Text passage.
*** Block opens ***

# I can't connect to 1 website



## Sanza (Sep 8, 2008)

Please can someone help me...
For the last 3 days I cannot connect to facebook - when I try it says
"internet explorer cannot display webpage" no one else in my area is having trouble and I can connect to any other site I want. 

and at the bottom it has: after first saying the web site found it goes to
res://ieframe.dll/dnsserror.htm#

I've checked the tech suppport site but couldn't find anything I could comprehend. I've gone to internet options and security and added it as a secure site but still no go.

It's not life and death but I'd sure like to get on there and deactivate my account for the summer again

Thanks


----------



## Windy in Kansas (Jun 16, 2002)

There seems to be a lot of others with similar issues for other sites according to a Google search.

http://www.technologyquestions.com/...orer/120413-res-ieframe-dll-dnserror-htm.html

I know that I'm not knowledgeable enough to help at all, but I expect you may need to tell us which browser you are using for attempting to access the site. Internet Explorer, Firefox, Chrome, etc. Also you may want to give your operating system though that may not matter.

*** Block closes ***

Required tasks.
(1) In the forum thread, for how long has Sanza been unable to connect to Facebook?
(2) Transcribe from the forum thread, word for word, everything from "## Sanza (Sep" down to "still no go.".
Rely solely on the forum thread.

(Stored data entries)
*** Block opens ***

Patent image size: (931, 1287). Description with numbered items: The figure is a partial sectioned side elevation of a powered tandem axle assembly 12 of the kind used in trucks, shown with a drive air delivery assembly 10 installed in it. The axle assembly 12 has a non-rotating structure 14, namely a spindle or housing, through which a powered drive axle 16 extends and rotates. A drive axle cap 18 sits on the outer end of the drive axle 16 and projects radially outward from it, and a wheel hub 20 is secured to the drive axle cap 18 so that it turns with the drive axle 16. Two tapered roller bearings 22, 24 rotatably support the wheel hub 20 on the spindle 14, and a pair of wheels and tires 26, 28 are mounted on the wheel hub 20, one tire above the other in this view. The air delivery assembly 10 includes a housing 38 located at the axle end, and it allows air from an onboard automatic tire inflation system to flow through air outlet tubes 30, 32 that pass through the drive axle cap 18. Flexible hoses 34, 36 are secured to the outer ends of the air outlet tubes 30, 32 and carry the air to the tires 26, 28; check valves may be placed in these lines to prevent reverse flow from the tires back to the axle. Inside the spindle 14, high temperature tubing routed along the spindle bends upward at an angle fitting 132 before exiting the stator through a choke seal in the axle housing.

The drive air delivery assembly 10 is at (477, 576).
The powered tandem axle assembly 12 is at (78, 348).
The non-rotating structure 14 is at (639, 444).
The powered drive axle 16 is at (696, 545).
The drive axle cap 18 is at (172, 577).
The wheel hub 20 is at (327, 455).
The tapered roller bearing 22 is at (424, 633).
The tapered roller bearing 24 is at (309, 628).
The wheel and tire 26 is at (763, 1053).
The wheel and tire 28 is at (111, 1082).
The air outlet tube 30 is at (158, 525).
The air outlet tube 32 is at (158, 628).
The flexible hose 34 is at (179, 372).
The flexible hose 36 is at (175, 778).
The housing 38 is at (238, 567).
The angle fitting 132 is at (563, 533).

*** Block closes ***

Solutions by task.
(1) For the last 3 days.

(2)
## Sanza (Sep 8, 2008)

Please can someone help me...
For the last 3 days I cannot connect to facebook - when I try it says
"internet explorer cannot display webpage" no one else in my area is having trouble and I can connect to any other site I want. 

and at the bottom it has: after first saying the web site found it goes to
res://ieframe.dll/dnsserror.htm#

I've checked the tech suppport site but couldn't find anything I could comprehend. I've gone to internet options and security and added it as a secure site but still no go.